Your instructions: Copy out all lines with the word "image" in them.

Source data:
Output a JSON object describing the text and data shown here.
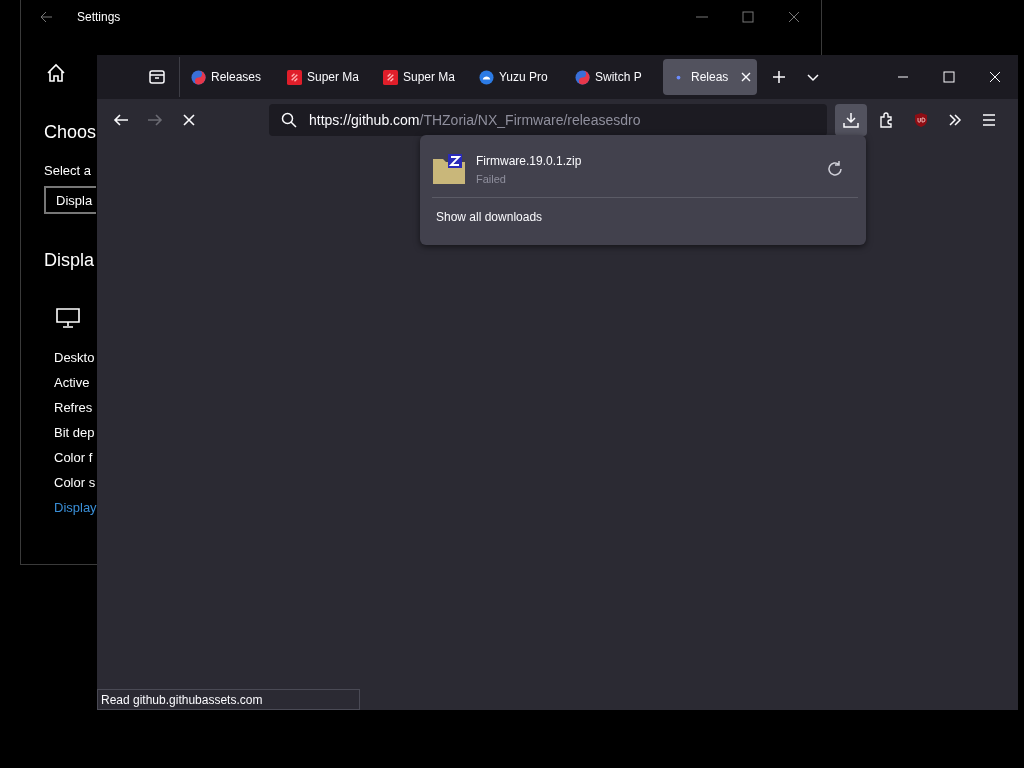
{
  "settings_window": {
    "title": "Settings",
    "heading": "Choos",
    "select_label": "Select a",
    "select_value": "Displa",
    "section_heading": "Displa",
    "items": [
      {
        "label": "Deskto",
        "kind": "text"
      },
      {
        "label": "Active",
        "kind": "text"
      },
      {
        "label": "Refres",
        "kind": "text"
      },
      {
        "label": "Bit dep",
        "kind": "text"
      },
      {
        "label": "Color f",
        "kind": "text"
      },
      {
        "label": "Color s",
        "kind": "text"
      },
      {
        "label": "Display",
        "kind": "link"
      }
    ]
  },
  "browser": {
    "tabs": [
      {
        "label": "Releases",
        "kind": "swirl",
        "selected": false
      },
      {
        "label": "Super Ma",
        "kind": "red",
        "selected": false
      },
      {
        "label": "Super Ma",
        "kind": "red",
        "selected": false
      },
      {
        "label": "Yuzu Pro",
        "kind": "blue",
        "selected": false
      },
      {
        "label": "Switch P",
        "kind": "swirl",
        "selected": false
      },
      {
        "label": "Releas",
        "kind": "loading",
        "selected": true
      }
    ],
    "forward_disabled": true,
    "url_host": "https://github.com",
    "url_path": "/THZoria/NX_Firmware/releasesdro",
    "status_text": "Read github.githubassets.com"
  },
  "downloads_panel": {
    "items": [
      {
        "file": "Firmware.19.0.1.zip",
        "status": "Failed"
      }
    ],
    "footer": "Show all downloads"
  }
}
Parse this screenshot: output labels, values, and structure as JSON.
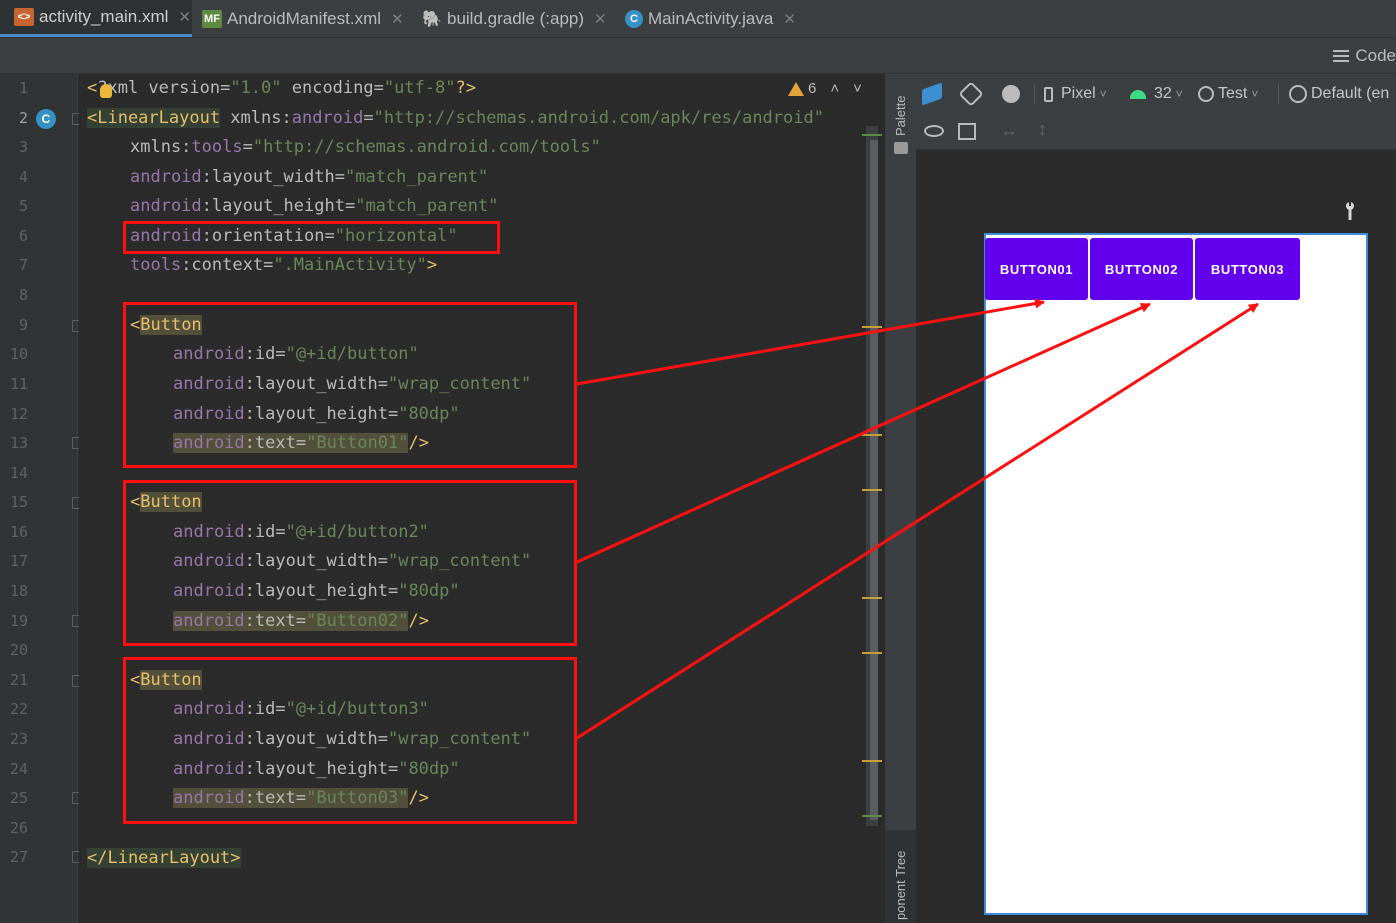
{
  "tabs": [
    {
      "label": "activity_main.xml",
      "icon": "xml-layout-icon",
      "active": true
    },
    {
      "label": "AndroidManifest.xml",
      "icon": "manifest-icon",
      "active": false
    },
    {
      "label": "build.gradle (:app)",
      "icon": "gradle-icon",
      "active": false
    },
    {
      "label": "MainActivity.java",
      "icon": "java-class-icon",
      "active": false
    }
  ],
  "view_mode": {
    "code_label": "Code"
  },
  "inspections": {
    "warnings": "6"
  },
  "line_numbers": [
    "1",
    "2",
    "3",
    "4",
    "5",
    "6",
    "7",
    "8",
    "9",
    "10",
    "11",
    "12",
    "13",
    "14",
    "15",
    "16",
    "17",
    "18",
    "19",
    "20",
    "21",
    "22",
    "23",
    "24",
    "25",
    "26",
    "27"
  ],
  "gutter_badge": "C",
  "code": {
    "l1": {
      "a": "<",
      "b": "?xml version=",
      "c": "\"1.0\"",
      "d": " encoding=",
      "e": "\"utf-8\"",
      "f": "?>"
    },
    "l2": {
      "tag": "<LinearLayout",
      "attr": " xmlns:",
      "ns": "android",
      "eq": "=",
      "val": "\"http://schemas.android.com/apk/res/android\""
    },
    "l3": {
      "attr": "xmlns:",
      "ns": "tools",
      "eq": "=",
      "val": "\"http://schemas.android.com/tools\""
    },
    "l4": {
      "ns": "android",
      "attr": ":layout_width",
      "eq": "=",
      "val": "\"match_parent\""
    },
    "l5": {
      "ns": "android",
      "attr": ":layout_height",
      "eq": "=",
      "val": "\"match_parent\""
    },
    "l6": {
      "ns": "android",
      "attr": ":orientation",
      "eq": "=",
      "val": "\"horizontal\""
    },
    "l7": {
      "ns": "tools",
      "attr": ":context",
      "eq": "=",
      "val": "\".MainActivity\"",
      "end": ">"
    },
    "buttons": [
      {
        "open": "<",
        "tag": "Button",
        "ns": "android",
        "id_attr": ":id",
        "id_val": "\"@+id/button\"",
        "w_attr": ":layout_width",
        "w_val": "\"wrap_content\"",
        "h_attr": ":layout_height",
        "h_val": "\"80dp\"",
        "t_attr": ":text",
        "t_val": "\"Button01\"",
        "close": "/>",
        "eq": "="
      },
      {
        "open": "<",
        "tag": "Button",
        "ns": "android",
        "id_attr": ":id",
        "id_val": "\"@+id/button2\"",
        "w_attr": ":layout_width",
        "w_val": "\"wrap_content\"",
        "h_attr": ":layout_height",
        "h_val": "\"80dp\"",
        "t_attr": ":text",
        "t_val": "\"Button02\"",
        "close": "/>",
        "eq": "="
      },
      {
        "open": "<",
        "tag": "Button",
        "ns": "android",
        "id_attr": ":id",
        "id_val": "\"@+id/button3\"",
        "w_attr": ":layout_width",
        "w_val": "\"wrap_content\"",
        "h_attr": ":layout_height",
        "h_val": "\"80dp\"",
        "t_attr": ":text",
        "t_val": "\"Button03\"",
        "close": "/>",
        "eq": "="
      }
    ],
    "l27": {
      "tag": "</LinearLayout>"
    }
  },
  "side_panel": {
    "palette": "Palette",
    "component_tree": "ponent Tree"
  },
  "design_toolbar": {
    "device": "Pixel",
    "api": "32",
    "theme": "Test",
    "locale": "Default (en"
  },
  "preview": {
    "buttons": [
      "BUTTON01",
      "BUTTON02",
      "BUTTON03"
    ],
    "button_color": "#6200ee"
  },
  "colors": {
    "annotation": "#ff1010",
    "accent": "#4a88c7"
  }
}
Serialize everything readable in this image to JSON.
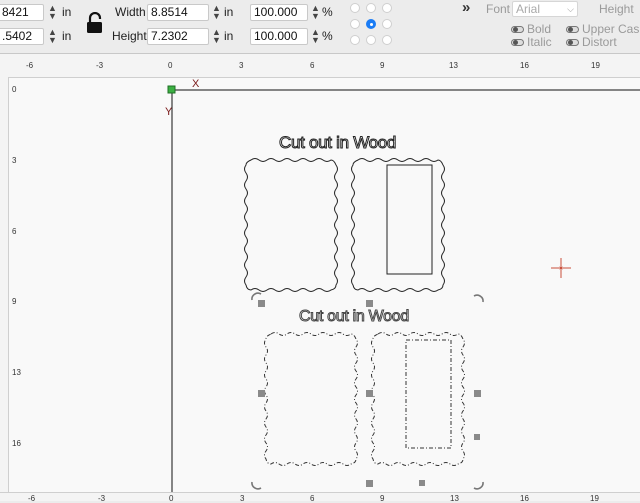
{
  "toolbar": {
    "x_value": "8421",
    "y_value": ".5402",
    "unit": "in",
    "width_label": "Width",
    "width_value": "8.8514",
    "height_label": "Height",
    "height_value": "7.2302",
    "width_pct": "100.000",
    "height_pct": "100.000",
    "pct_unit": "%",
    "overflow_chevron": "»",
    "font_label": "Font",
    "font_value": "Arial",
    "height_text_label": "Height",
    "bold_label": "Bold",
    "italic_label": "Italic",
    "upper_case_label": "Upper Cas",
    "distort_label": "Distort"
  },
  "rulers": {
    "top_ticks": [
      "-6",
      "-3",
      "0",
      "3",
      "6",
      "9",
      "13",
      "16",
      "19"
    ],
    "left_ticks": [
      "0",
      "3",
      "6",
      "9",
      "13",
      "16"
    ],
    "bottom_ticks": [
      "-6",
      "-3",
      "0",
      "3",
      "6",
      "9",
      "13",
      "16",
      "19"
    ]
  },
  "canvas": {
    "x_axis_label": "X",
    "y_axis_label": "Y",
    "top_text": "Cut out in Wood",
    "bottom_text": "Cut out in Wood"
  }
}
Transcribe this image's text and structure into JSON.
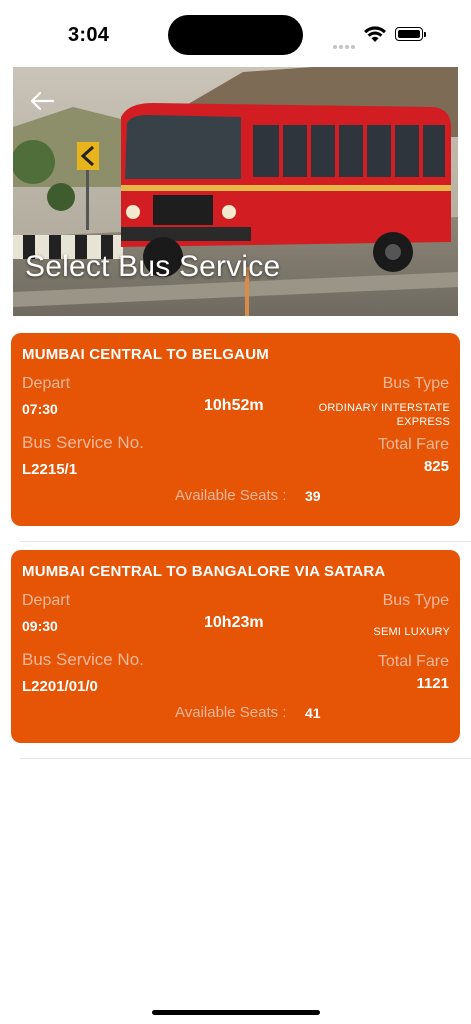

Written answer:
Serialize everything readable in this image to JSON.
Transcribe this image's text and structure into JSON.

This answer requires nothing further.